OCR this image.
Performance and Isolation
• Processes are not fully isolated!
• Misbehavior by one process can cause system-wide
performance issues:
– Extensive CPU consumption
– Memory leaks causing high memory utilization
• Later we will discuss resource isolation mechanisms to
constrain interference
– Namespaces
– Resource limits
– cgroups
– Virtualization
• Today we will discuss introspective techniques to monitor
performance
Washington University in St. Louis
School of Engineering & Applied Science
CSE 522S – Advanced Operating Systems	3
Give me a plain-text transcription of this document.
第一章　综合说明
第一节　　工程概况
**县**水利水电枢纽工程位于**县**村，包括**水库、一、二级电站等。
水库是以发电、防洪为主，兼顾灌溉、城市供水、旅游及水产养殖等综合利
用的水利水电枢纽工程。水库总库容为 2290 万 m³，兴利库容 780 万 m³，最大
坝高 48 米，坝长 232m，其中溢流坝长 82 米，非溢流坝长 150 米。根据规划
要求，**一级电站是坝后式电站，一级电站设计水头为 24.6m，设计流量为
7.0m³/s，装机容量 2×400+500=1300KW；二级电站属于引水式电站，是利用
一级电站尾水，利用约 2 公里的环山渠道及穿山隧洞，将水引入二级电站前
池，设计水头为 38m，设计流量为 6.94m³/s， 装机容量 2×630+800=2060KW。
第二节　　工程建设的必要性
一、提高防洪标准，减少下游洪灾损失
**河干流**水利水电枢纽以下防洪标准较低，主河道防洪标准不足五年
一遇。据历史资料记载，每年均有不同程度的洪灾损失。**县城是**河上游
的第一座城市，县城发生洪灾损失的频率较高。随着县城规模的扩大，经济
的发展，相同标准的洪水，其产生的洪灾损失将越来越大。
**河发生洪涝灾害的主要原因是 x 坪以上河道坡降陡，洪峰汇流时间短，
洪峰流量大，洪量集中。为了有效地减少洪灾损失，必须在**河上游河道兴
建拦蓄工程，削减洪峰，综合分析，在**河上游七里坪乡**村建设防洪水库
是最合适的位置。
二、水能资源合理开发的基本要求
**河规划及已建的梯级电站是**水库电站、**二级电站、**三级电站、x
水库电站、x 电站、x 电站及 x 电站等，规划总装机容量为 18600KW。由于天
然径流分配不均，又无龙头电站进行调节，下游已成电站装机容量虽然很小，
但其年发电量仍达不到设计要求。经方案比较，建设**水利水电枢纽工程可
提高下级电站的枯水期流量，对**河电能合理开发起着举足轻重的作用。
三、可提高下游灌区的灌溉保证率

========================

**SHORT PROBLEM**:
Return every record above exactly as it appears.

**WRITTEN REPLY**:
OCR this image.
Performance and Isolation
• Processes are not fully isolated!
• Misbehavior by one process can cause system-wide
performance issues:
– Extensive CPU consumption
– Memory leaks causing high memory utilization
• Later we will discuss resource isolation mechanisms to
constrain interference
– Namespaces
– Resource limits
– cgroups
– Virtualization
• Today we will discuss introspective techniques to monitor
performance
Washington University in St. Louis
School of Engineering & Applied Science
CSE 522S – Advanced Operating Systems	3
Give me a plain-text transcription of this document.
第一章　综合说明
第一节　　工程概况
**县**水利水电枢纽工程位于**县**村，包括**水库、一、二级电站等。
水库是以发电、防洪为主，兼顾灌溉、城市供水、旅游及水产养殖等综合利
用的水利水电枢纽工程。水库总库容为 2290 万 m³，兴利库容 780 万 m³，最大
坝高 48 米，坝长 232m，其中溢流坝长 82 米，非溢流坝长 150 米。根据规划
要求，**一级电站是坝后式电站，一级电站设计水头为 24.6m，设计流量为
7.0m³/s，装机容量 2×400+500=1300KW；二级电站属于引水式电站，是利用
一级电站尾水，利用约 2 公里的环山渠道及穿山隧洞，将水引入二级电站前
池，设计水头为 38m，设计流量为 6.94m³/s， 装机容量 2×630+800=2060KW。
第二节　　工程建设的必要性
一、提高防洪标准，减少下游洪灾损失
**河干流**水利水电枢纽以下防洪标准较低，主河道防洪标准不足五年
一遇。据历史资料记载，每年均有不同程度的洪灾损失。**县城是**河上游
的第一座城市，县城发生洪灾损失的频率较高。随着县城规模的扩大，经济
的发展，相同标准的洪水，其产生的洪灾损失将越来越大。
**河发生洪涝灾害的主要原因是 x 坪以上河道坡降陡，洪峰汇流时间短，
洪峰流量大，洪量集中。为了有效地减少洪灾损失，必须在**河上游河道兴
建拦蓄工程，削减洪峰，综合分析，在**河上游七里坪乡**村建设防洪水库
是最合适的位置。
二、水能资源合理开发的基本要求
**河规划及已建的梯级电站是**水库电站、**二级电站、**三级电站、x
水库电站、x 电站、x 电站及 x 电站等，规划总装机容量为 18600KW。由于天
然径流分配不均，又无龙头电站进行调节，下游已成电站装机容量虽然很小，
但其年发电量仍达不到设计要求。经方案比较，建设**水利水电枢纽工程可
提高下级电站的枯水期流量，对**河电能合理开发起着举足轻重的作用。
三、可提高下游灌区的灌溉保证率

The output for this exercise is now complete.